---------- Raw data ----------

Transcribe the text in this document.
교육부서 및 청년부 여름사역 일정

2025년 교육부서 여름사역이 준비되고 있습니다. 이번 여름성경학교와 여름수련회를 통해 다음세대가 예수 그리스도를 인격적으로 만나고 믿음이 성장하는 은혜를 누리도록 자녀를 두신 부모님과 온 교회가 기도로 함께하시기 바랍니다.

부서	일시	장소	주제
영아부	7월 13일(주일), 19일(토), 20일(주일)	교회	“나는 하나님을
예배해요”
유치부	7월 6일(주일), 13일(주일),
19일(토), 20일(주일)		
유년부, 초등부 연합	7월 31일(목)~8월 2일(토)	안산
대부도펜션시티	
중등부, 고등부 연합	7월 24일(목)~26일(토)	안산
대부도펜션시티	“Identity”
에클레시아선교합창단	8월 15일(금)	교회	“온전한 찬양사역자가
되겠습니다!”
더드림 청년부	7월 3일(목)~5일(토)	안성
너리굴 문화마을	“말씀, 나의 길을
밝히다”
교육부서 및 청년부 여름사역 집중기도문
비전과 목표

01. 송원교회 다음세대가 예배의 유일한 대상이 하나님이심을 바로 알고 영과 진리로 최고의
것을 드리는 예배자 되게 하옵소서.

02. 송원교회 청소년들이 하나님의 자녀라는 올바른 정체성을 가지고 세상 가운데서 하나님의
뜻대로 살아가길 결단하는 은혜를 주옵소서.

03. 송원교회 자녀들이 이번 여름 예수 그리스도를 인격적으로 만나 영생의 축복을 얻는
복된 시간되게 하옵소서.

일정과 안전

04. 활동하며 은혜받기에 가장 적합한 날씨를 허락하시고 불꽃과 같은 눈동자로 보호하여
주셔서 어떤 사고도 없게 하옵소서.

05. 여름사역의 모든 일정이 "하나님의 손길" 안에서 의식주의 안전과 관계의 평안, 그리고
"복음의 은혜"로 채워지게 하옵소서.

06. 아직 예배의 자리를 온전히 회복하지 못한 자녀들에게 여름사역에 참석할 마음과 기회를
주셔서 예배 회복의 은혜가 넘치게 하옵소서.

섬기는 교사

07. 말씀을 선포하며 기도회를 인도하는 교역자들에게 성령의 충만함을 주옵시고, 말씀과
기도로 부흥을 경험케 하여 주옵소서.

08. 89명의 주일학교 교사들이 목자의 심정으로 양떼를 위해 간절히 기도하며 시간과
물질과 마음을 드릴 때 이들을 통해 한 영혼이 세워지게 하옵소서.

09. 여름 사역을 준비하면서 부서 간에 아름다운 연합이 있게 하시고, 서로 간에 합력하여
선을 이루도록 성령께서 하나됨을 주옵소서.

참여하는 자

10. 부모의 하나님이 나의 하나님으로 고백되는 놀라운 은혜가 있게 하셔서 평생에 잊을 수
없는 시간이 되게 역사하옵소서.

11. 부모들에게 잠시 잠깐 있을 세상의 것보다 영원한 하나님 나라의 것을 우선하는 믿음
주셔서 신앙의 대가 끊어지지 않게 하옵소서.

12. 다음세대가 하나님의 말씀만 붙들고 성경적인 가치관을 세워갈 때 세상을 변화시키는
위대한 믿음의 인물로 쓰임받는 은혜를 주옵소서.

----------

Task prompt: Copy out the whole listing, exactly as written.

Written response:
Transcribe the text in this document.
교육부서 및 청년부 여름사역 일정

2025년 교육부서 여름사역이 준비되고 있습니다. 이번 여름성경학교와 여름수련회를 통해 다음세대가 예수 그리스도를 인격적으로 만나고 믿음이 성장하는 은혜를 누리도록 자녀를 두신 부모님과 온 교회가 기도로 함께하시기 바랍니다.

부서	일시	장소	주제
영아부	7월 13일(주일), 19일(토), 20일(주일)	교회	“나는 하나님을
예배해요”
유치부	7월 6일(주일), 13일(주일),
19일(토), 20일(주일)		
유년부, 초등부 연합	7월 31일(목)~8월 2일(토)	안산
대부도펜션시티	
중등부, 고등부 연합	7월 24일(목)~26일(토)	안산
대부도펜션시티	“Identity”
에클레시아선교합창단	8월 15일(금)	교회	“온전한 찬양사역자가
되겠습니다!”
더드림 청년부	7월 3일(목)~5일(토)	안성
너리굴 문화마을	“말씀, 나의 길을
밝히다”
교육부서 및 청년부 여름사역 집중기도문
비전과 목표

01. 송원교회 다음세대가 예배의 유일한 대상이 하나님이심을 바로 알고 영과 진리로 최고의
것을 드리는 예배자 되게 하옵소서.

02. 송원교회 청소년들이 하나님의 자녀라는 올바른 정체성을 가지고 세상 가운데서 하나님의
뜻대로 살아가길 결단하는 은혜를 주옵소서.

03. 송원교회 자녀들이 이번 여름 예수 그리스도를 인격적으로 만나 영생의 축복을 얻는
복된 시간되게 하옵소서.

일정과 안전

04. 활동하며 은혜받기에 가장 적합한 날씨를 허락하시고 불꽃과 같은 눈동자로 보호하여
주셔서 어떤 사고도 없게 하옵소서.

05. 여름사역의 모든 일정이 "하나님의 손길" 안에서 의식주의 안전과 관계의 평안, 그리고
"복음의 은혜"로 채워지게 하옵소서.

06. 아직 예배의 자리를 온전히 회복하지 못한 자녀들에게 여름사역에 참석할 마음과 기회를
주셔서 예배 회복의 은혜가 넘치게 하옵소서.

섬기는 교사

07. 말씀을 선포하며 기도회를 인도하는 교역자들에게 성령의 충만함을 주옵시고, 말씀과
기도로 부흥을 경험케 하여 주옵소서.

08. 89명의 주일학교 교사들이 목자의 심정으로 양떼를 위해 간절히 기도하며 시간과
물질과 마음을 드릴 때 이들을 통해 한 영혼이 세워지게 하옵소서.

09. 여름 사역을 준비하면서 부서 간에 아름다운 연합이 있게 하시고, 서로 간에 합력하여
선을 이루도록 성령께서 하나됨을 주옵소서.

참여하는 자

10. 부모의 하나님이 나의 하나님으로 고백되는 놀라운 은혜가 있게 하셔서 평생에 잊을 수
없는 시간이 되게 역사하옵소서.

11. 부모들에게 잠시 잠깐 있을 세상의 것보다 영원한 하나님 나라의 것을 우선하는 믿음
주셔서 신앙의 대가 끊어지지 않게 하옵소서.

12. 다음세대가 하나님의 말씀만 붙들고 성경적인 가치관을 세워갈 때 세상을 변화시키는
위대한 믿음의 인물로 쓰임받는 은혜를 주옵소서.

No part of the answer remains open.